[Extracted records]
┄┄┄┄┄┄┄┄┄┄┄┄┄┄┄┄┄┄┄┄
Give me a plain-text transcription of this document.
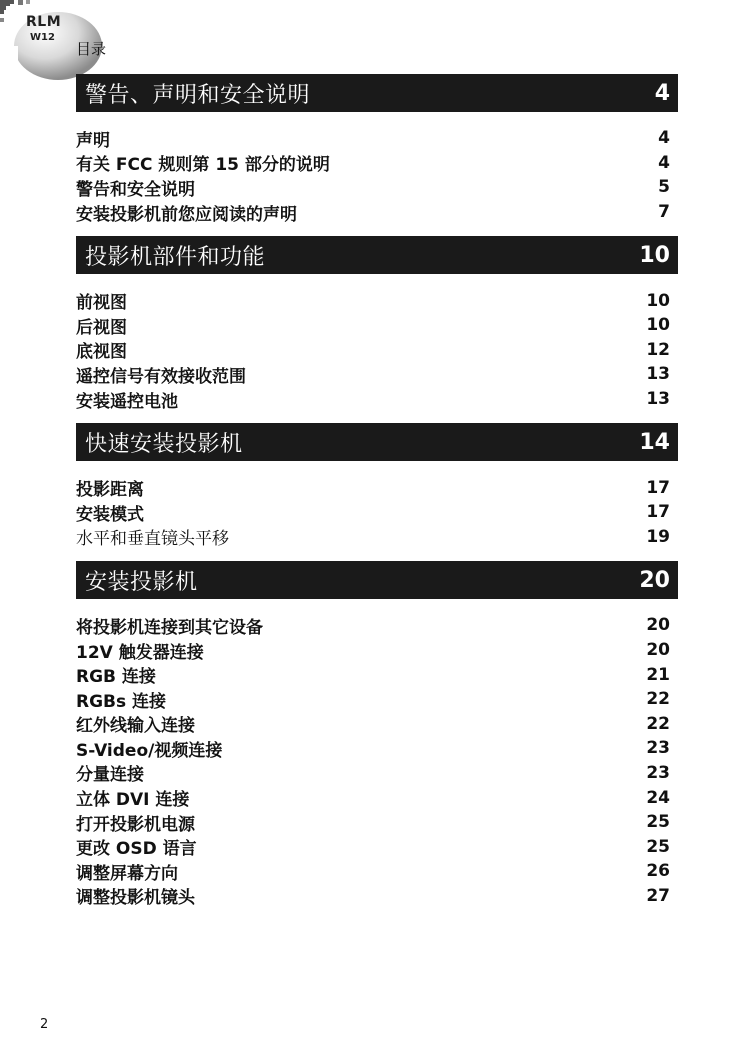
RLM
W12
目录
警告、声明和安全说明	4
声明	4
有关 FCC 规则第 15 部分的说明	4
警告和安全说明	5
安装投影机前您应阅读的声明	7
投影机部件和功能	10
前视图	10
后视图	10
底视图	12
遥控信号有效接收范围	13
安装遥控电池	13
快速安装投影机	14
投影距离	17
安装模式	17
水平和垂直镜头平移	19
安装投影机	20
将投影机连接到其它设备	20
12V 触发器连接	20
RGB 连接	21
RGBs 连接	22
红外线输入连接	22
S-Video/视频连接	23
分量连接	23
立体 DVI 连接	24
打开投影机电源	25
更改 OSD 语言	25
调整屏幕方向	26
调整投影机镜头	27
2
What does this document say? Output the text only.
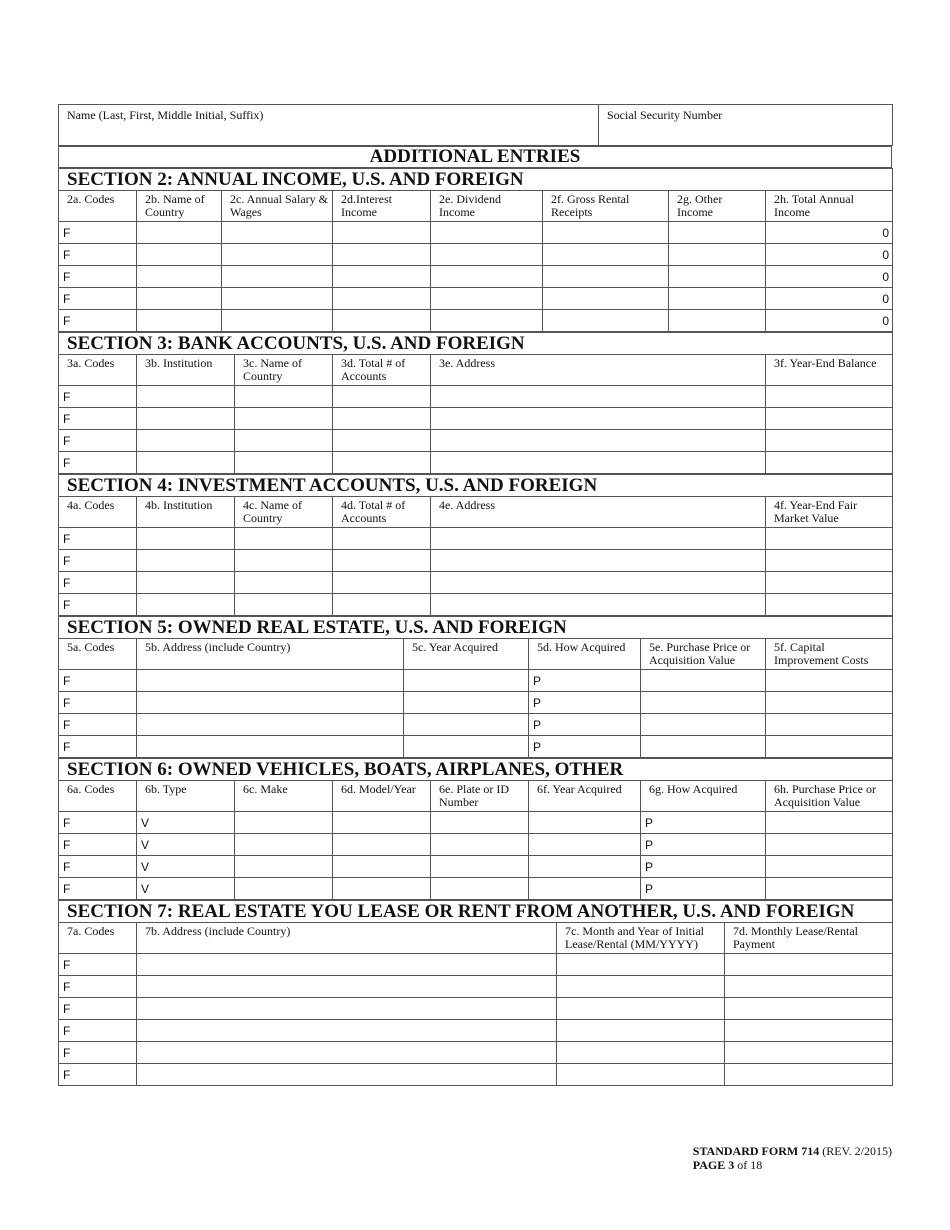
Name (Last, First, Middle Initial, Suffix)	Social Security Number
ADDITIONAL ENTRIES
SECTION 2: ANNUAL INCOME, U.S. AND FOREIGN							
2a. Codes	2b. Name of Country	2c. Annual Salary & Wages	2d.Interest Income	2e. Dividend Income	2f. Gross Rental Receipts	2g. Other Income	2h. Total Annual Income
F							0
F							0
F							0
F							0
F							0
SECTION 3: BANK ACCOUNTS, U.S. AND FOREIGN					
3a. Codes	3b. Institution	3c. Name of Country	3d. Total # of Accounts	3e. Address	3f. Year-End Balance
F					
F					
F					
F					
SECTION 4: INVESTMENT ACCOUNTS, U.S. AND FOREIGN					
4a. Codes	4b. Institution	4c. Name of Country	4d. Total # of Accounts	4e. Address	4f. Year-End Fair Market Value
F					
F					
F					
F					
SECTION 5: OWNED REAL ESTATE, U.S. AND FOREIGN					
5a. Codes	5b. Address (include Country)	5c. Year Acquired	5d. How Acquired	5e. Purchase Price or Acquisition Value	5f. Capital Improvement Costs
F			P		
F			P		
F			P		
F			P		
SECTION 6: OWNED VEHICLES, BOATS, AIRPLANES, OTHER							
6a. Codes	6b. Type	6c. Make	6d. Model/Year	6e. Plate or ID Number	6f. Year Acquired	6g. How Acquired	6h. Purchase Price or Acquisition Value
F	V					P	
F	V					P	
F	V					P	
F	V					P	
SECTION 7: REAL ESTATE YOU LEASE OR RENT FROM ANOTHER, U.S. AND FOREIGN			
7a. Codes	7b. Address (include Country)	7c. Month and Year of Initial Lease/Rental (MM/YYYY)	7d. Monthly Lease/Rental Payment
F			
F			
F			
F			
F			
F			
STANDARD FORM 714 (REV. 2/2015)
PAGE 3 of 18
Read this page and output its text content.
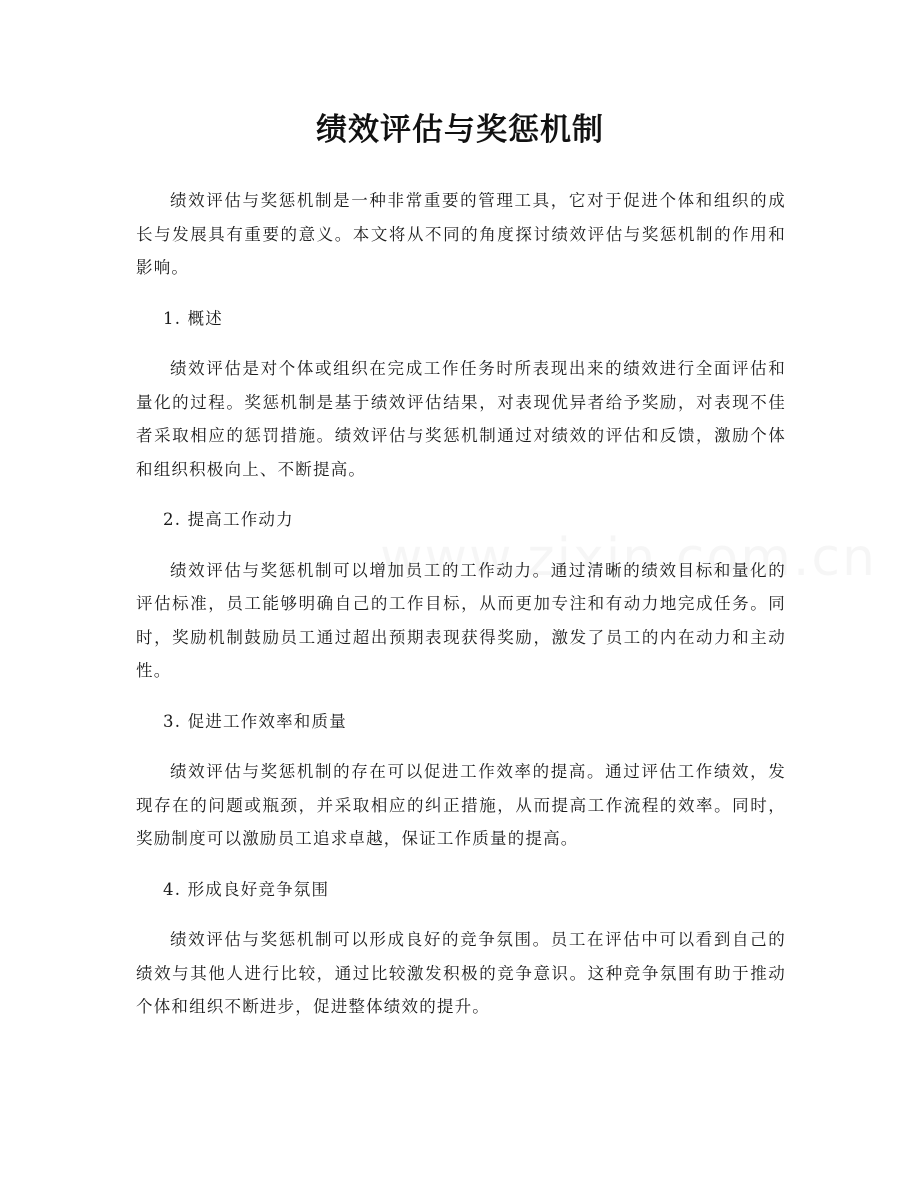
绩效评估与奖惩机制

绩效评估与奖惩机制是一种非常重要的管理工具，它对于促进个体和组织的成长与发展具有重要的意义。本文将从不同的角度探讨绩效评估与奖惩机制的作用和影响。

1. 概述

绩效评估是对个体或组织在完成工作任务时所表现出来的绩效进行全面评估和量化的过程。奖惩机制是基于绩效评估结果，对表现优异者给予奖励，对表现不佳者采取相应的惩罚措施。绩效评估与奖惩机制通过对绩效的评估和反馈，激励个体和组织积极向上、不断提高。

2. 提高工作动力

绩效评估与奖惩机制可以增加员工的工作动力。通过清晰的绩效目标和量化的评估标准，员工能够明确自己的工作目标，从而更加专注和有动力地完成任务。同时，奖励机制鼓励员工通过超出预期表现获得奖励，激发了员工的内在动力和主动性。

3. 促进工作效率和质量

绩效评估与奖惩机制的存在可以促进工作效率的提高。通过评估工作绩效，发现存在的问题或瓶颈，并采取相应的纠正措施，从而提高工作流程的效率。同时，奖励制度可以激励员工追求卓越，保证工作质量的提高。

4. 形成良好竞争氛围

绩效评估与奖惩机制可以形成良好的竞争氛围。员工在评估中可以看到自己的绩效与其他人进行比较，通过比较激发积极的竞争意识。这种竞争氛围有助于推动个体和组织不断进步，促进整体绩效的提升。
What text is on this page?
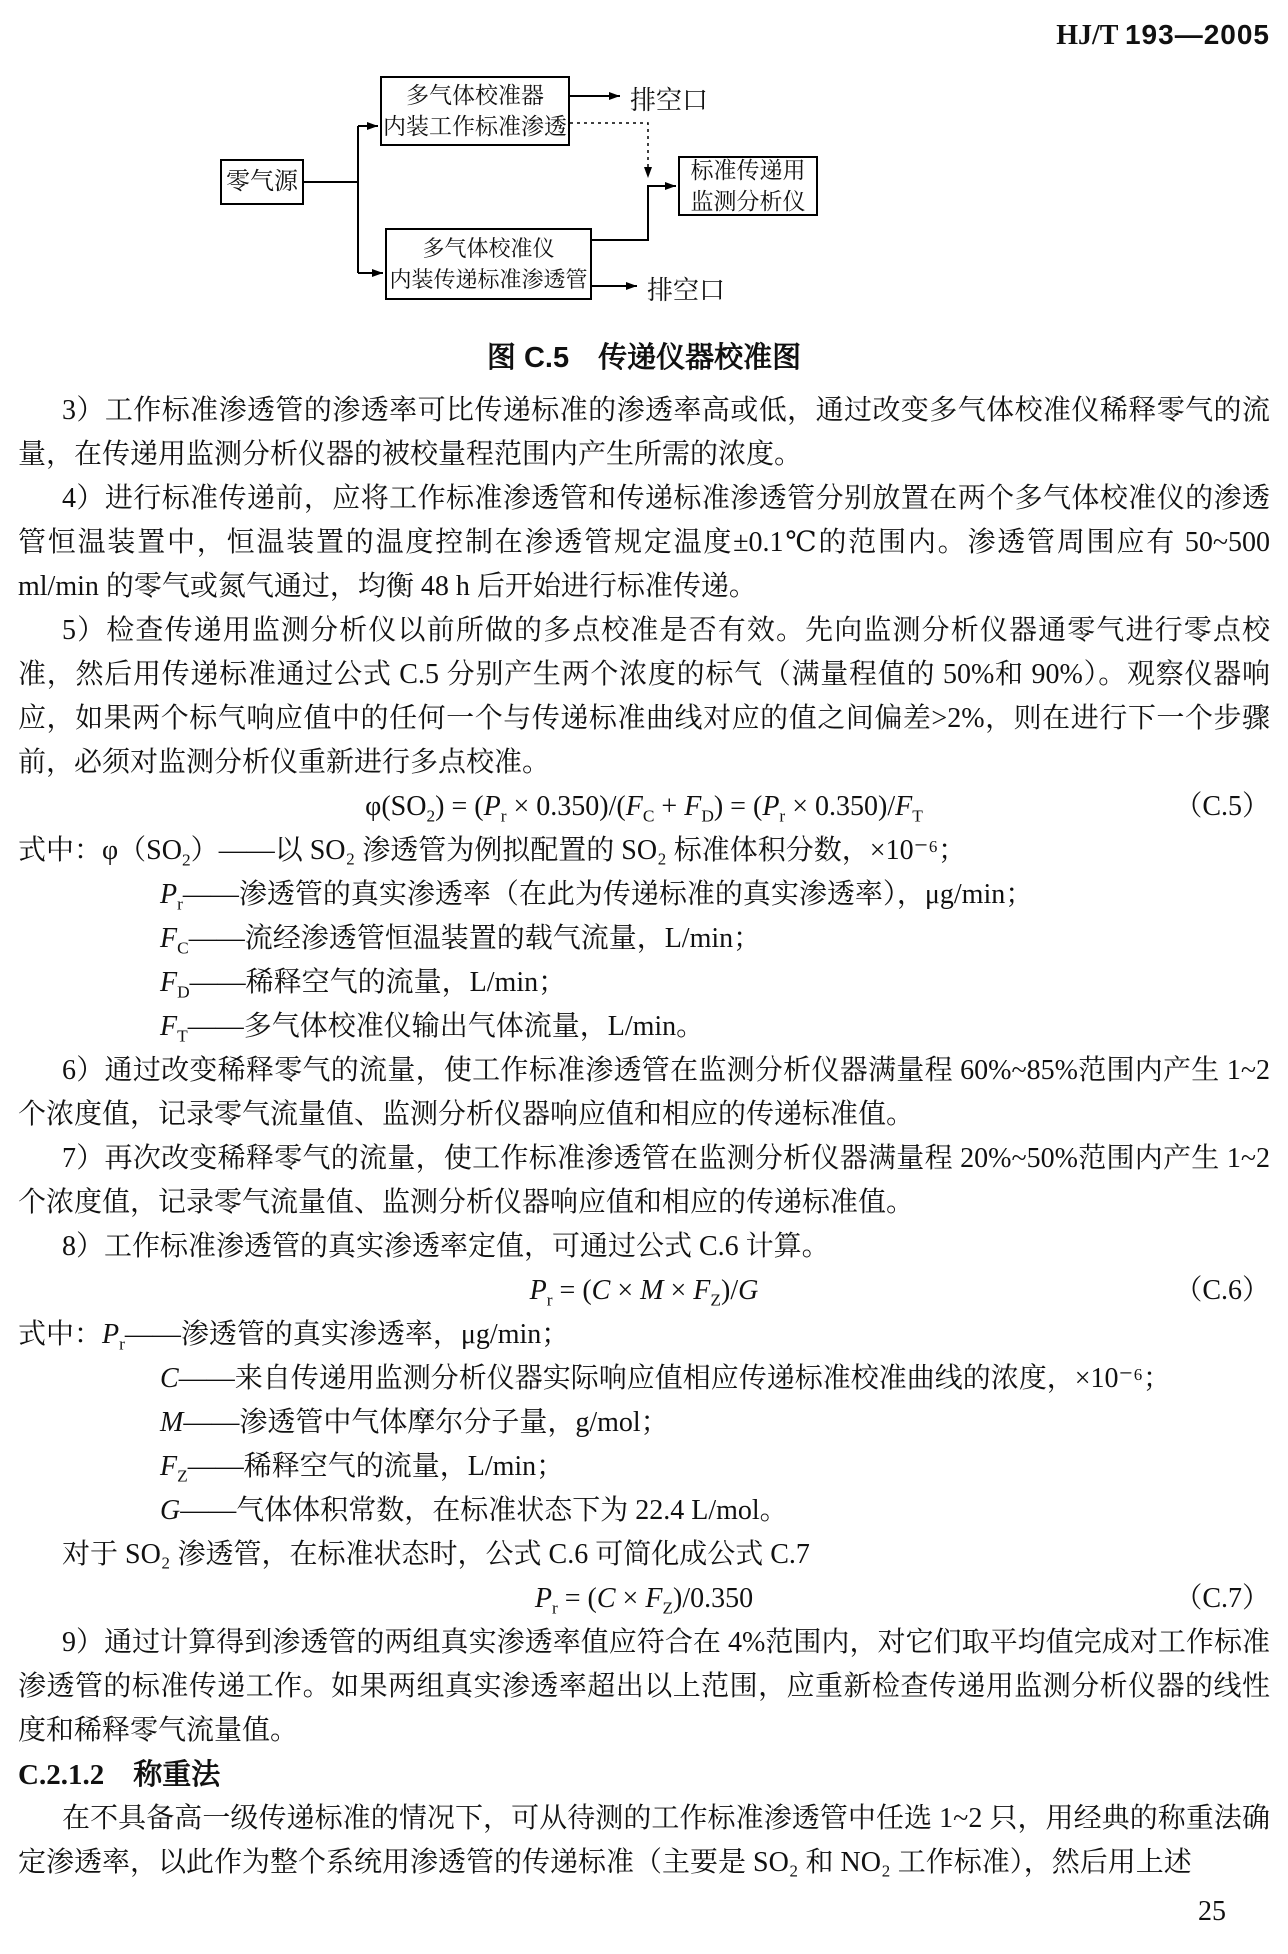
HJ/T 193—2005
零气源
多气体校准器
内装工作标准渗透
多气体校准仪
内装传递标准渗透管
标准传递用
监测分析仪
排空口
排空口
图 C.5　传递仪器校准图

3）工作标准渗透管的渗透率可比传递标准的渗透率高或低，通过改变多气体校准仪稀释零气的流量，在传递用监测分析仪器的被校量程范围内产生所需的浓度。

4）进行标准传递前，应将工作标准渗透管和传递标准渗透管分别放置在两个多气体校准仪的渗透管恒温装置中，恒温装置的温度控制在渗透管规定温度±0.1℃的范围内。渗透管周围应有 50~500 ml/min 的零气或氮气通过，均衡 48 h 后开始进行标准传递。

5）检查传递用监测分析仪以前所做的多点校准是否有效。先向监测分析仪器通零气进行零点校准，然后用传递标准通过公式 C.5 分别产生两个浓度的标气（满量程值的 50%和 90%）。观察仪器响应，如果两个标气响应值中的任何一个与传递标准曲线对应的值之间偏差>2%，则在进行下一个步骤前，必须对监测分析仪重新进行多点校准。

$\varphi(SO_2) = (P_r \times 0.350)/(F_C + F_D) = (P_r \times 0.350)/F_T$	（C.5）
式中：$\varphi(SO_2)——$以 SO₂ 渗透管为例拟配置的 SO₂ 标准体积分数，×10⁻⁶；
$P_r——$渗透管的真实渗透率（在此为传递标准的真实渗透率），μg/min；
$F_C——$流经渗透管恒温装置的载气流量，L/min；
$F_D——$稀释空气的流量，L/min；
$F_T——$多气体校准仪输出气体流量，L/min。

6）通过改变稀释零气的流量，使工作标准渗透管在监测分析仪器满量程 60%~85%范围内产生 1~2 个浓度值，记录零气流量值、监测分析仪器响应值和相应的传递标准值。

7）再次改变稀释零气的流量，使工作标准渗透管在监测分析仪器满量程 20%~50%范围内产生 1~2 个浓度值，记录零气流量值、监测分析仪器响应值和相应的传递标准值。

8）工作标准渗透管的真实渗透率定值，可通过公式 C.6 计算。

$P_r = (C \times M \times F_Z)/G$	（C.6）
式中：$P_r——$渗透管的真实渗透率，μg/min；
C——来自传递用监测分析仪器实际响应值相应传递标准校准曲线的浓度，×10⁻⁶；
M——渗透管中气体摩尔分子量，g/mol；
$F_Z——$稀释空气的流量，L/min；
G——气体体积常数，在标准状态下为 22.4 L/mol。

对于 SO₂ 渗透管，在标准状态时，公式 C.6 可简化成公式 C.7

$P_r = (C \times F_Z)/0.350$	（C.7）

9）通过计算得到渗透管的两组真实渗透率值应符合在 4%范围内，对它们取平均值完成对工作标准渗透管的标准传递工作。如果两组真实渗透率超出以上范围，应重新检查传递用监测分析仪器的线性度和稀释零气流量值。

C.2.1.2　称重法

在不具备高一级传递标准的情况下，可从待测的工作标准渗透管中任选 1~2 只，用经典的称重法确定渗透率，以此作为整个系统用渗透管的传递标准（主要是 SO₂ 和 NO₂ 工作标准），然后用上述

25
┄┄┄┄┄┄┄┄┄┄┄┄┄┄┄┄┄┄┄┄
> What is required: Copy each line that holds the word "Number".

> Result of the task:
Name (Last, First, Middle Initial, Suffix)	Social Security Number
6a. Codes	6b. Type	6c. Make	6d. Model/Year	6e. Plate or ID Number	6f. Year Acquired	6g. How Acquired	6h. Purchase Price or Acquisition Value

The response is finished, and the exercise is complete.